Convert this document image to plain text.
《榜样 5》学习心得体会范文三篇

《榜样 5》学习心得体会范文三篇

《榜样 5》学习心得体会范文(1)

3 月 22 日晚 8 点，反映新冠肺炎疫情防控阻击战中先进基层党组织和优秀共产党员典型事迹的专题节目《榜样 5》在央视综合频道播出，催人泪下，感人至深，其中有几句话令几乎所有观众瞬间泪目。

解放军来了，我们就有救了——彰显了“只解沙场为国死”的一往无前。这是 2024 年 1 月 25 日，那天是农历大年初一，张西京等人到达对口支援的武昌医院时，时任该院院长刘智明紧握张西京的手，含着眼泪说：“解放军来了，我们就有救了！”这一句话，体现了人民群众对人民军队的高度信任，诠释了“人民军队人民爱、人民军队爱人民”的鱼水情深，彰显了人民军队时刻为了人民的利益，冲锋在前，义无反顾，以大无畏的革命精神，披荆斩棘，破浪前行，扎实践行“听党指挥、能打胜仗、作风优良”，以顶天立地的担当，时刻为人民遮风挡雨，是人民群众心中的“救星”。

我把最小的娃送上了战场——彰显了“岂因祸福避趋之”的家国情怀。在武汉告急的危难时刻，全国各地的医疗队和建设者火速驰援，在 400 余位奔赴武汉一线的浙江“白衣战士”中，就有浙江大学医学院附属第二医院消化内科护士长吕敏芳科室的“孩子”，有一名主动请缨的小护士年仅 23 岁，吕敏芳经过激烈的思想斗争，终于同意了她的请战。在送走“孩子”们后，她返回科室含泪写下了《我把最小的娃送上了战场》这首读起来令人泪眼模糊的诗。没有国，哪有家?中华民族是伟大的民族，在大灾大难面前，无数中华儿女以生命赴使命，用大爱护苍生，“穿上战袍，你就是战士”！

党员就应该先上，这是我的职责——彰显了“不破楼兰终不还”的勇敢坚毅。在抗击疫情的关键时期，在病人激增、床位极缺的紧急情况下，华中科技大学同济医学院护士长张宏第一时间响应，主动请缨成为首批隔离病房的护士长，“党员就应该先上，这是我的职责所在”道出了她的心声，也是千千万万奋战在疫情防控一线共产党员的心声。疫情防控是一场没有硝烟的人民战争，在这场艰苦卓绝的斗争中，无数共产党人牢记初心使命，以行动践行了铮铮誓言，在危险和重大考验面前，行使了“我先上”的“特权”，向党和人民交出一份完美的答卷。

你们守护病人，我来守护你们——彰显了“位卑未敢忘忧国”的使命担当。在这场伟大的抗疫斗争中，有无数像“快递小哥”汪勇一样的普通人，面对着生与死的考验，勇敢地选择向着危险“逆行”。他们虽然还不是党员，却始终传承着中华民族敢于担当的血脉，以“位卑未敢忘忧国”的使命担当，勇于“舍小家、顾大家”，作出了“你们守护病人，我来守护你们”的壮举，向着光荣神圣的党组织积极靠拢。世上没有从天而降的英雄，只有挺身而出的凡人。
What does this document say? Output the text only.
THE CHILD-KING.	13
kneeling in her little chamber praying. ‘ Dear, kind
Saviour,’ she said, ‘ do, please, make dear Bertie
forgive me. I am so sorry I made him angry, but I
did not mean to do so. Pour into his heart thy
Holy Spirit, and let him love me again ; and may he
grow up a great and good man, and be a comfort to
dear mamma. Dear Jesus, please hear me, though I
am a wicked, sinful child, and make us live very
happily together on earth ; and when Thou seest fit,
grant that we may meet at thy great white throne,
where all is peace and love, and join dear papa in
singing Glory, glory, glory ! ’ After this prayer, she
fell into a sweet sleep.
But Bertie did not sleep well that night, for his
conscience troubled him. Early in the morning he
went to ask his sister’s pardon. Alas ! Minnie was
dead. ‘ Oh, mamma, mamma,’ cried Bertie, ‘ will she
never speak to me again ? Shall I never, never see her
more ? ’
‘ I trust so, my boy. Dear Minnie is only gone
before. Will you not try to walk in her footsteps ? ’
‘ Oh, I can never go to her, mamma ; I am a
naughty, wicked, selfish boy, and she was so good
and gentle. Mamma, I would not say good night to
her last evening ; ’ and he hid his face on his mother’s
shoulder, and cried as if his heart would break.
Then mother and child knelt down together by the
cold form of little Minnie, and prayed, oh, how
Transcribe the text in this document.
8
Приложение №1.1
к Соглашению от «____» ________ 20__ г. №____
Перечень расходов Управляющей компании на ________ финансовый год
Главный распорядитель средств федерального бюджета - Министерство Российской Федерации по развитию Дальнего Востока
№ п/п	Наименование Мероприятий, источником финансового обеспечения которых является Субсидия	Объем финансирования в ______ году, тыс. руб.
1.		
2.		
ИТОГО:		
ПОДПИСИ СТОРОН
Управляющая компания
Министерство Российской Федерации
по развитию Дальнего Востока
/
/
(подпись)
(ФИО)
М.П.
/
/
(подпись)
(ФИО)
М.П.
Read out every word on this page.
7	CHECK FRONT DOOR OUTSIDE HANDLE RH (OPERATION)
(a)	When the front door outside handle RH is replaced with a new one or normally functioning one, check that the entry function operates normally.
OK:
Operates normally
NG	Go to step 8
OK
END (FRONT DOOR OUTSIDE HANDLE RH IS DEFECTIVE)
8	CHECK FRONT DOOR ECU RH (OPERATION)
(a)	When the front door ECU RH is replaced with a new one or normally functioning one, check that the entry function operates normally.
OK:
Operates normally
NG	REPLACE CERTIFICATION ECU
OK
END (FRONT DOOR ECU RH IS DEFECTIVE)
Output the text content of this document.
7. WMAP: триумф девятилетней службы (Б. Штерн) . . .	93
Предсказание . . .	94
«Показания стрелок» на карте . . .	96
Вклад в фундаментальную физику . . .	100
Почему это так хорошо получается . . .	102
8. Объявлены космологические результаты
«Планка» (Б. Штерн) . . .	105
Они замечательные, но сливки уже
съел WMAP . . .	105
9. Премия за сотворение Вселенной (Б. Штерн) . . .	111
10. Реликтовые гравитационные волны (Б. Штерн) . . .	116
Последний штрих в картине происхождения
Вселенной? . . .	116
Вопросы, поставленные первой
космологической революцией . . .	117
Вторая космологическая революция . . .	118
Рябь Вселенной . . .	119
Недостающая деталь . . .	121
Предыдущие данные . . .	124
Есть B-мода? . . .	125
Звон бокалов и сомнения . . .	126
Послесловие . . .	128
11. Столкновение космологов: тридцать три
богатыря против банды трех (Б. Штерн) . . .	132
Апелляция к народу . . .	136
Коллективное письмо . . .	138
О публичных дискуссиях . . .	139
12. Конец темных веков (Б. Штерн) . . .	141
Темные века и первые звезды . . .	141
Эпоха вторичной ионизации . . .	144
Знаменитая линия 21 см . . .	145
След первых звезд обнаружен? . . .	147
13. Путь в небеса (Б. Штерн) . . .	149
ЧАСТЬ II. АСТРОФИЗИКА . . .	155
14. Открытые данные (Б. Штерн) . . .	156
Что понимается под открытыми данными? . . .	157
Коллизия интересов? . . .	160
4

******************************

Collect each line holding the string "love".

• _RESULT OF THIS TASK_
Holy Spirit, and let him love me again ; and may he
where all is peace and love, and join dear papa in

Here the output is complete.